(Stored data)
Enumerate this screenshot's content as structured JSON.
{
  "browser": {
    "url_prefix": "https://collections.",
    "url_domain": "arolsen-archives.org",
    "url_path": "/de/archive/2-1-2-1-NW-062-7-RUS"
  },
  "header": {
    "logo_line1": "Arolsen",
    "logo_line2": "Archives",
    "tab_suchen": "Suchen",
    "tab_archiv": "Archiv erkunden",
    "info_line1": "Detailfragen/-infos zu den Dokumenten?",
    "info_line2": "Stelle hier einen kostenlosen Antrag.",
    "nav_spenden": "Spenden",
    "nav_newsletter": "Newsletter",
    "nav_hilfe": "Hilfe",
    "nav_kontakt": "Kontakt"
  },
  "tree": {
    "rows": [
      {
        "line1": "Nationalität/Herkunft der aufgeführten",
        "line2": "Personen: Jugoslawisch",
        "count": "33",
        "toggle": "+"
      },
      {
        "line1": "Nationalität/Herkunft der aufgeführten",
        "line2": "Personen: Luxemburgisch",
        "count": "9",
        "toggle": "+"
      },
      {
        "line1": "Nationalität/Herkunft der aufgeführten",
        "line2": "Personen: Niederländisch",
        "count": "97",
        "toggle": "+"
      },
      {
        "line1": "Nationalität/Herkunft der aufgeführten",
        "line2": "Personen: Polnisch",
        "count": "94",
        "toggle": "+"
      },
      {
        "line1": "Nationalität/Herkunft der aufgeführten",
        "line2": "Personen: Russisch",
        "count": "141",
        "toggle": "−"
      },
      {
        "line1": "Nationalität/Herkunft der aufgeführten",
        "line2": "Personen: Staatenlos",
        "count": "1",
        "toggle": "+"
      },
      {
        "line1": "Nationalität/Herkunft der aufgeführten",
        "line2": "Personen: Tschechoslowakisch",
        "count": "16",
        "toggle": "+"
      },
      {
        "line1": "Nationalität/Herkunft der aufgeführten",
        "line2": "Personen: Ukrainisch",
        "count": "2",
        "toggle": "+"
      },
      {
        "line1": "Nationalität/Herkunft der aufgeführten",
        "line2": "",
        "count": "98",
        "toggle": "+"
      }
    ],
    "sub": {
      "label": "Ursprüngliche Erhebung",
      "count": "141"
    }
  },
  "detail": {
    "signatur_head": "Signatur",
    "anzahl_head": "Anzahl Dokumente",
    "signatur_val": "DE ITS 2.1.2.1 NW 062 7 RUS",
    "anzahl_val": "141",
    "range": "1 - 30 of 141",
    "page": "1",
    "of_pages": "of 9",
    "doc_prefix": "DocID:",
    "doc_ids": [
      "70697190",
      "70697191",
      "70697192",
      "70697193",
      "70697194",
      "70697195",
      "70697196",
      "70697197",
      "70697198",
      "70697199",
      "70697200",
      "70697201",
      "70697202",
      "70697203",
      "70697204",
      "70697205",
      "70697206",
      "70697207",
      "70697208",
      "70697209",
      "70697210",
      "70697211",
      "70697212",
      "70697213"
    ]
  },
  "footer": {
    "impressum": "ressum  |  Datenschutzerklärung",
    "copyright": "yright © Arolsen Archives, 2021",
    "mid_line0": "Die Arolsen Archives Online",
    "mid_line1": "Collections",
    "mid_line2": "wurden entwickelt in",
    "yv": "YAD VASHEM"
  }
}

_PROBLEM TO SOLVE_
Reproduce all the data word for word.

_REPLY TO THE TASK_
Enumerate this screenshot's content as structured JSON.
{
  "browser": {
    "url_prefix": "https://collections.",
    "url_domain": "arolsen-archives.org",
    "url_path": "/de/archive/2-1-2-1-NW-062-7-RUS"
  },
  "header": {
    "logo_line1": "Arolsen",
    "logo_line2": "Archives",
    "tab_suchen": "Suchen",
    "tab_archiv": "Archiv erkunden",
    "info_line1": "Detailfragen/-infos zu den Dokumenten?",
    "info_line2": "Stelle hier einen kostenlosen Antrag.",
    "nav_spenden": "Spenden",
    "nav_newsletter": "Newsletter",
    "nav_hilfe": "Hilfe",
    "nav_kontakt": "Kontakt"
  },
  "tree": {
    "rows": [
      {
        "line1": "Nationalität/Herkunft der aufgeführten",
        "line2": "Personen: Jugoslawisch",
        "count": "33",
        "toggle": "+"
      },
      {
        "line1": "Nationalität/Herkunft der aufgeführten",
        "line2": "Personen: Luxemburgisch",
        "count": "9",
        "toggle": "+"
      },
      {
        "line1": "Nationalität/Herkunft der aufgeführten",
        "line2": "Personen: Niederländisch",
        "count": "97",
        "toggle": "+"
      },
      {
        "line1": "Nationalität/Herkunft der aufgeführten",
        "line2": "Personen: Polnisch",
        "count": "94",
        "toggle": "+"
      },
      {
        "line1": "Nationalität/Herkunft der aufgeführten",
        "line2": "Personen: Russisch",
        "count": "141",
        "toggle": "−"
      },
      {
        "line1": "Nationalität/Herkunft der aufgeführten",
        "line2": "Personen: Staatenlos",
        "count": "1",
        "toggle": "+"
      },
      {
        "line1": "Nationalität/Herkunft der aufgeführten",
        "line2": "Personen: Tschechoslowakisch",
        "count": "16",
        "toggle": "+"
      },
      {
        "line1": "Nationalität/Herkunft der aufgeführten",
        "line2": "Personen: Ukrainisch",
        "count": "2",
        "toggle": "+"
      },
      {
        "line1": "Nationalität/Herkunft der aufgeführten",
        "line2": "",
        "count": "98",
        "toggle": "+"
      }
    ],
    "sub": {
      "label": "Ursprüngliche Erhebung",
      "count": "141"
    }
  },
  "detail": {
    "signatur_head": "Signatur",
    "anzahl_head": "Anzahl Dokumente",
    "signatur_val": "DE ITS 2.1.2.1 NW 062 7 RUS",
    "anzahl_val": "141",
    "range": "1 - 30 of 141",
    "page": "1",
    "of_pages": "of 9",
    "doc_prefix": "DocID:",
    "doc_ids": [
      "70697190",
      "70697191",
      "70697192",
      "70697193",
      "70697194",
      "70697195",
      "70697196",
      "70697197",
      "70697198",
      "70697199",
      "70697200",
      "70697201",
      "70697202",
      "70697203",
      "70697204",
      "70697205",
      "70697206",
      "70697207",
      "70697208",
      "70697209",
      "70697210",
      "70697211",
      "70697212",
      "70697213"
    ]
  },
  "footer": {
    "impressum": "ressum  |  Datenschutzerklärung",
    "copyright": "yright © Arolsen Archives, 2021",
    "mid_line0": "Die Arolsen Archives Online",
    "mid_line1": "Collections",
    "mid_line2": "wurden entwickelt in",
    "yv": "YAD VASHEM"
  }
}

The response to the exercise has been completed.